- Exercise instructions -
Copy out all lines in the data below containing the string "апрель".

- Dataset entries -

>>>>>

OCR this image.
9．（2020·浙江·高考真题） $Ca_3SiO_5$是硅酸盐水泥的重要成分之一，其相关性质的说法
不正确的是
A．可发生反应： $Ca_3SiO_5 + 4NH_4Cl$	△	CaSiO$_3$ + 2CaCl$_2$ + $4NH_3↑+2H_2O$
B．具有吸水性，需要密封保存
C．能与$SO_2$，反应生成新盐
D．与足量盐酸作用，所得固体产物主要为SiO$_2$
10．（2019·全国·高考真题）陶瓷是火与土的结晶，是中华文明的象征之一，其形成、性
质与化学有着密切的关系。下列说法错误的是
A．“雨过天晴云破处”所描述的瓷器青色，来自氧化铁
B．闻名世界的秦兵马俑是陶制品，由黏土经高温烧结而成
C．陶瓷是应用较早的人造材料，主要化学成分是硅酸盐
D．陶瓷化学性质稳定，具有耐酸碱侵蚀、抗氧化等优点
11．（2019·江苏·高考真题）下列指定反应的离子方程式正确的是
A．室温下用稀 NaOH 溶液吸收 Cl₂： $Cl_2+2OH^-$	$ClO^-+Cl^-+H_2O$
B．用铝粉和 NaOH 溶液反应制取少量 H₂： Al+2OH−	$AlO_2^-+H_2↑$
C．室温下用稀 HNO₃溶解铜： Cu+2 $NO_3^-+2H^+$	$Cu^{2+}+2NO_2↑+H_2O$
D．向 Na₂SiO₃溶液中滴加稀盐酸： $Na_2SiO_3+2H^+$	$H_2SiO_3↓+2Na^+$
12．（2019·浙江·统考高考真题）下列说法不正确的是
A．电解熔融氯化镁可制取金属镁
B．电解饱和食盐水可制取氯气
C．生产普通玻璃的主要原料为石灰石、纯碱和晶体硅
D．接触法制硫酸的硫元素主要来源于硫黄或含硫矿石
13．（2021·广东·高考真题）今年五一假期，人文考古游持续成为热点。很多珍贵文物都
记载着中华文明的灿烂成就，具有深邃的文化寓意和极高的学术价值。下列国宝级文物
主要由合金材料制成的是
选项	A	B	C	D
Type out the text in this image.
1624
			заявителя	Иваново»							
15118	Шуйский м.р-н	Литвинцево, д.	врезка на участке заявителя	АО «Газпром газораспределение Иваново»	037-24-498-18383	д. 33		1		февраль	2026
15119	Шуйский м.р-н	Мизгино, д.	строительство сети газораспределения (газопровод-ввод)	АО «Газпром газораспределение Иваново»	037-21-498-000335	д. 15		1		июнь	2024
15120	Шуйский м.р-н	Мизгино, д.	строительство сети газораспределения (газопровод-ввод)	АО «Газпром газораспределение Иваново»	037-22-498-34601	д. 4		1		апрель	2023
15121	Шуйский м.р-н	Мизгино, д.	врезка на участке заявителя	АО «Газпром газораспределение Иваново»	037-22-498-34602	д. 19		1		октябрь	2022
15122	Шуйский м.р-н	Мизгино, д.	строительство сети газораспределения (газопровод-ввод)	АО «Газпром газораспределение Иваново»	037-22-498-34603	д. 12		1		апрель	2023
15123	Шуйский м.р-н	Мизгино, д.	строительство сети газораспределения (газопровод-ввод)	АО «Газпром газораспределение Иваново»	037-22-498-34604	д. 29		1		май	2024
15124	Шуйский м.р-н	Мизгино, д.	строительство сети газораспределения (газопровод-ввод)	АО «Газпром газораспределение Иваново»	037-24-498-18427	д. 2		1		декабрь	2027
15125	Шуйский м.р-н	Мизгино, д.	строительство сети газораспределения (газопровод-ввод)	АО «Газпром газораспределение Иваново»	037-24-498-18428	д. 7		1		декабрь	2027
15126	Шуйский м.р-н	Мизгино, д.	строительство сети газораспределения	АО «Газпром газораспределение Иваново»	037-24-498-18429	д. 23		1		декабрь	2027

<<<<<

- Completed exercise -
15120	Шуйский м.р-н	Мизгино, д.	строительство сети газораспределения (газопровод-ввод)	АО «Газпром газораспределение Иваново»	037-22-498-34601	д. 4		1		апрель	2023
15122	Шуйский м.р-н	Мизгино, д.	строительство сети газораспределения (газопровод-ввод)	АО «Газпром газораспределение Иваново»	037-22-498-34603	д. 12		1		апрель	2023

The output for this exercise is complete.